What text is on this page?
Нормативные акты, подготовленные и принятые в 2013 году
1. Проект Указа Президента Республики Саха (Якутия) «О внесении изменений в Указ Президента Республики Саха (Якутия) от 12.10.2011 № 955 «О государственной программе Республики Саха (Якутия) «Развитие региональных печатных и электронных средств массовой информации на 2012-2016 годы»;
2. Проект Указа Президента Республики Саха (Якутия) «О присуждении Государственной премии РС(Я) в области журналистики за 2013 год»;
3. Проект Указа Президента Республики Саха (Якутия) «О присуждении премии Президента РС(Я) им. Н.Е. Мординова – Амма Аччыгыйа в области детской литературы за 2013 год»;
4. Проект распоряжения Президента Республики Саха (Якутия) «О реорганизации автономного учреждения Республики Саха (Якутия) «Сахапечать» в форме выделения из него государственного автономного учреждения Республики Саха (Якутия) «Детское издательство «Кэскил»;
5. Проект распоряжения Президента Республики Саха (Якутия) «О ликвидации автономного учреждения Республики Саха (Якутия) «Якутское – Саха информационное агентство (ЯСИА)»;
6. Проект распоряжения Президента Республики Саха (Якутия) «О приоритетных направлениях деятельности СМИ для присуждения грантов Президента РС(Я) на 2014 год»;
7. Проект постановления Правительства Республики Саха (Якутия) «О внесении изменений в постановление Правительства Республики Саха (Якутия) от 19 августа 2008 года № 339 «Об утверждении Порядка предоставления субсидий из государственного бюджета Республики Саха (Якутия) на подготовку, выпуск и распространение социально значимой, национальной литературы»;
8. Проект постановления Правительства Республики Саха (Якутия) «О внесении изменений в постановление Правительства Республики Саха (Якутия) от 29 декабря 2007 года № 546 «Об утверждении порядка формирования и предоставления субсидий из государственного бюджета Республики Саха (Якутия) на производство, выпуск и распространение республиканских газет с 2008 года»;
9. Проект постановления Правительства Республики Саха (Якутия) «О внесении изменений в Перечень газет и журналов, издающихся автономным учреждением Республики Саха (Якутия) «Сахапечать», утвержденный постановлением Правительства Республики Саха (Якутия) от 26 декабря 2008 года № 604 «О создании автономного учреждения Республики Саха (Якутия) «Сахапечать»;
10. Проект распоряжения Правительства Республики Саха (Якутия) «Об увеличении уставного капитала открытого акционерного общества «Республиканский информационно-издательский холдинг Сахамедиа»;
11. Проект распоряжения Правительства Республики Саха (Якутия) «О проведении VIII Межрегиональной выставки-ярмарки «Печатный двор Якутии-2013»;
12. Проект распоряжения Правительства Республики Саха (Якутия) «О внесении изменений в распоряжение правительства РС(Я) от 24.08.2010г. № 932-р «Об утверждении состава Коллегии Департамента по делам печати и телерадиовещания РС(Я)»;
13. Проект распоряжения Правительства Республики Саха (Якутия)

=-=-=-=-=

- **Task to carry out**:
Only lines with "выпуск" are wanted here; list each of them.

- **The solution**:
7. Проект постановления Правительства Республики Саха (Якутия) «О внесении изменений в постановление Правительства Республики Саха (Якутия) от 19 августа 2008 года № 339 «Об утверждении Порядка предоставления субсидий из государственного бюджета Республики Саха (Якутия) на подготовку, выпуск и распространение социально значимой, национальной литературы»;
8. Проект постановления Правительства Республики Саха (Якутия) «О внесении изменений в постановление Правительства Республики Саха (Якутия) от 29 декабря 2007 года № 546 «Об утверждении порядка формирования и предоставления субсидий из государственного бюджета Республики Саха (Якутия) на производство, выпуск и распространение республиканских газет с 2008 года»;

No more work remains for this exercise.